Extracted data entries
• • • • • • •

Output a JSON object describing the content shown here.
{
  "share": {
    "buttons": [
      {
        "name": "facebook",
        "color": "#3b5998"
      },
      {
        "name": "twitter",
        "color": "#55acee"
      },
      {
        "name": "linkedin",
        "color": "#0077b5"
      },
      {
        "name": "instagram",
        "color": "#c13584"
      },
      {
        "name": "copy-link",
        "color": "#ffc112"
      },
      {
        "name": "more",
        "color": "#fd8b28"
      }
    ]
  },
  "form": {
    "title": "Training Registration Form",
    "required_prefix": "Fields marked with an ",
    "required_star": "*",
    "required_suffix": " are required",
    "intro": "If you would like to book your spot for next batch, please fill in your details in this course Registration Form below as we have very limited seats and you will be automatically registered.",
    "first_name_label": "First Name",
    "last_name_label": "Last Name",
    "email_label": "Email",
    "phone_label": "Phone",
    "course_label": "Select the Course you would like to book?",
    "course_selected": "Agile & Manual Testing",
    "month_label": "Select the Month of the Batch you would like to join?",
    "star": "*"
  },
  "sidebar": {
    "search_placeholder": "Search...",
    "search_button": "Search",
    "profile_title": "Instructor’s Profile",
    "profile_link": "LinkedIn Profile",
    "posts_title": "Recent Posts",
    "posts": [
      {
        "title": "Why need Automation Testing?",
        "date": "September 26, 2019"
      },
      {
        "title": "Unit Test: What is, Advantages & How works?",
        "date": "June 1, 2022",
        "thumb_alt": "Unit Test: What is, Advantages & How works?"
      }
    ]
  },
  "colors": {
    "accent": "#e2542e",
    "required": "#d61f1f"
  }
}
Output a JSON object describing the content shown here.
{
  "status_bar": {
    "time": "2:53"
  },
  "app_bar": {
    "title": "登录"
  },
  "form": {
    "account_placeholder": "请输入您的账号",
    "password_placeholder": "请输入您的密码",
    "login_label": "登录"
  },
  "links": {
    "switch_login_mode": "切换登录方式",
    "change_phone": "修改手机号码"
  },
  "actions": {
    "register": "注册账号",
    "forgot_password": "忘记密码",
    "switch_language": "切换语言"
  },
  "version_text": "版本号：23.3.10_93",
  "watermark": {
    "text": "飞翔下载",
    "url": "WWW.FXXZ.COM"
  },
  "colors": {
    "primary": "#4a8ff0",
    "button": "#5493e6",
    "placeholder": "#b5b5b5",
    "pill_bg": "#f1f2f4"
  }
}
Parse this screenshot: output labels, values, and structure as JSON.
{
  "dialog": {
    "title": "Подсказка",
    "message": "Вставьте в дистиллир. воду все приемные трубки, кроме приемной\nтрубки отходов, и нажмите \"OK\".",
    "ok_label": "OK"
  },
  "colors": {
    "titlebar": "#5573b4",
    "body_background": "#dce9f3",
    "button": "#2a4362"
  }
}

• • • • • • •

Task to carry out
Above are the records; copy all of them exactly.

Solution to this task
Output a JSON object describing the content shown here.
{
  "share": {
    "buttons": [
      {
        "name": "facebook",
        "color": "#3b5998"
      },
      {
        "name": "twitter",
        "color": "#55acee"
      },
      {
        "name": "linkedin",
        "color": "#0077b5"
      },
      {
        "name": "instagram",
        "color": "#c13584"
      },
      {
        "name": "copy-link",
        "color": "#ffc112"
      },
      {
        "name": "more",
        "color": "#fd8b28"
      }
    ]
  },
  "form": {
    "title": "Training Registration Form",
    "required_prefix": "Fields marked with an ",
    "required_star": "*",
    "required_suffix": " are required",
    "intro": "If you would like to book your spot for next batch, please fill in your details in this course Registration Form below as we have very limited seats and you will be automatically registered.",
    "first_name_label": "First Name",
    "last_name_label": "Last Name",
    "email_label": "Email",
    "phone_label": "Phone",
    "course_label": "Select the Course you would like to book?",
    "course_selected": "Agile & Manual Testing",
    "month_label": "Select the Month of the Batch you would like to join?",
    "star": "*"
  },
  "sidebar": {
    "search_placeholder": "Search...",
    "search_button": "Search",
    "profile_title": "Instructor’s Profile",
    "profile_link": "LinkedIn Profile",
    "posts_title": "Recent Posts",
    "posts": [
      {
        "title": "Why need Automation Testing?",
        "date": "September 26, 2019"
      },
      {
        "title": "Unit Test: What is, Advantages & How works?",
        "date": "June 1, 2022",
        "thumb_alt": "Unit Test: What is, Advantages & How works?"
      }
    ]
  },
  "colors": {
    "accent": "#e2542e",
    "required": "#d61f1f"
  }
}
Output a JSON object describing the content shown here.
{
  "status_bar": {
    "time": "2:53"
  },
  "app_bar": {
    "title": "登录"
  },
  "form": {
    "account_placeholder": "请输入您的账号",
    "password_placeholder": "请输入您的密码",
    "login_label": "登录"
  },
  "links": {
    "switch_login_mode": "切换登录方式",
    "change_phone": "修改手机号码"
  },
  "actions": {
    "register": "注册账号",
    "forgot_password": "忘记密码",
    "switch_language": "切换语言"
  },
  "version_text": "版本号：23.3.10_93",
  "watermark": {
    "text": "飞翔下载",
    "url": "WWW.FXXZ.COM"
  },
  "colors": {
    "primary": "#4a8ff0",
    "button": "#5493e6",
    "placeholder": "#b5b5b5",
    "pill_bg": "#f1f2f4"
  }
}
Parse this screenshot: output labels, values, and structure as JSON.
{
  "dialog": {
    "title": "Подсказка",
    "message": "Вставьте в дистиллир. воду все приемные трубки, кроме приемной\nтрубки отходов, и нажмите \"OK\".",
    "ok_label": "OK"
  },
  "colors": {
    "titlebar": "#5573b4",
    "body_background": "#dce9f3",
    "button": "#2a4362"
  }
}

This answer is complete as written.